#### OBJECTIVE:
Reproduce all of the data below without alteration; exclude every picture.
— start of SUPPLIED INFORMATION —
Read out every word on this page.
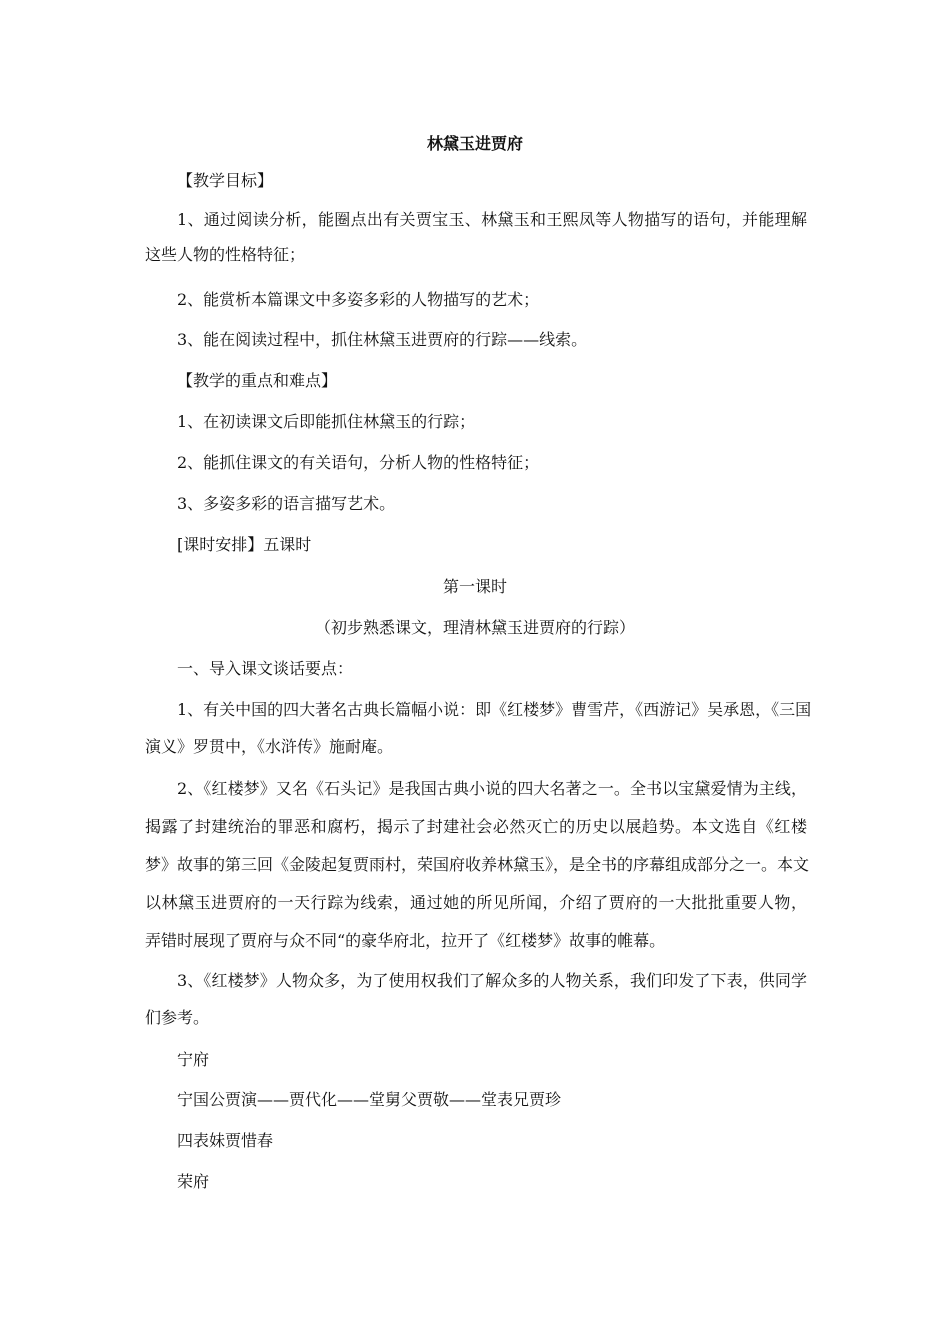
林黛玉进贾府
【教学目标】
1、通过阅读分析，能圈点出有关贾宝玉、林黛玉和王熙凤等人物描写的语句，并能理解
这些人物的性格特征；
2、能赏析本篇课文中多姿多彩的人物描写的艺术；
3、能在阅读过程中，抓住林黛玉进贾府的行踪——线索。
【教学的重点和难点】
1、在初读课文后即能抓住林黛玉的行踪；
2、能抓住课文的有关语句，分析人物的性格特征；
3、多姿多彩的语言描写艺术。
[课时安排】五课时
第一课时
（初步熟悉课文，理清林黛玉进贾府的行踪）
一、导入课文谈话要点：
1、有关中国的四大著名古典长篇幅小说：即《红楼梦》曹雪芹，《西游记》吴承恩，《三国
演义》罗贯中，《水浒传》施耐庵。
2、《红楼梦》又名《石头记》是我国古典小说的四大名著之一。全书以宝黛爱情为主线，
揭露了封建统治的罪恶和腐朽，揭示了封建社会必然灭亡的历史以展趋势。本文选自《红楼
梦》故事的第三回《金陵起复贾雨村，荣国府收养林黛玉》，是全书的序幕组成部分之一。本文
以林黛玉进贾府的一天行踪为线索，通过她的所见所闻，介绍了贾府的一大批批重要人物，
弄错时展现了贾府与众不同“的豪华府北，拉开了《红楼梦》故事的帷幕。
3、《红楼梦》人物众多，为了使用权我们了解众多的人物关系，我们印发了下表，供同学
们参考。
宁府
宁国公贾演——贾代化——堂舅父贾敬——堂表兄贾珍
四表妹贾惜春
荣府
— end of SUPPLIED INFORMATION —
#### ANSWER IN FULL:
Read out every word on this page.
林黛玉进贾府
【教学目标】
1、通过阅读分析，能圈点出有关贾宝玉、林黛玉和王熙凤等人物描写的语句，并能理解
这些人物的性格特征；
2、能赏析本篇课文中多姿多彩的人物描写的艺术；
3、能在阅读过程中，抓住林黛玉进贾府的行踪——线索。
【教学的重点和难点】
1、在初读课文后即能抓住林黛玉的行踪；
2、能抓住课文的有关语句，分析人物的性格特征；
3、多姿多彩的语言描写艺术。
[课时安排】五课时
第一课时
（初步熟悉课文，理清林黛玉进贾府的行踪）
一、导入课文谈话要点：
1、有关中国的四大著名古典长篇幅小说：即《红楼梦》曹雪芹，《西游记》吴承恩，《三国
演义》罗贯中，《水浒传》施耐庵。
2、《红楼梦》又名《石头记》是我国古典小说的四大名著之一。全书以宝黛爱情为主线，
揭露了封建统治的罪恶和腐朽，揭示了封建社会必然灭亡的历史以展趋势。本文选自《红楼
梦》故事的第三回《金陵起复贾雨村，荣国府收养林黛玉》，是全书的序幕组成部分之一。本文
以林黛玉进贾府的一天行踪为线索，通过她的所见所闻，介绍了贾府的一大批批重要人物，
弄错时展现了贾府与众不同“的豪华府北，拉开了《红楼梦》故事的帷幕。
3、《红楼梦》人物众多，为了使用权我们了解众多的人物关系，我们印发了下表，供同学
们参考。
宁府
宁国公贾演——贾代化——堂舅父贾敬——堂表兄贾珍
四表妹贾惜春
荣府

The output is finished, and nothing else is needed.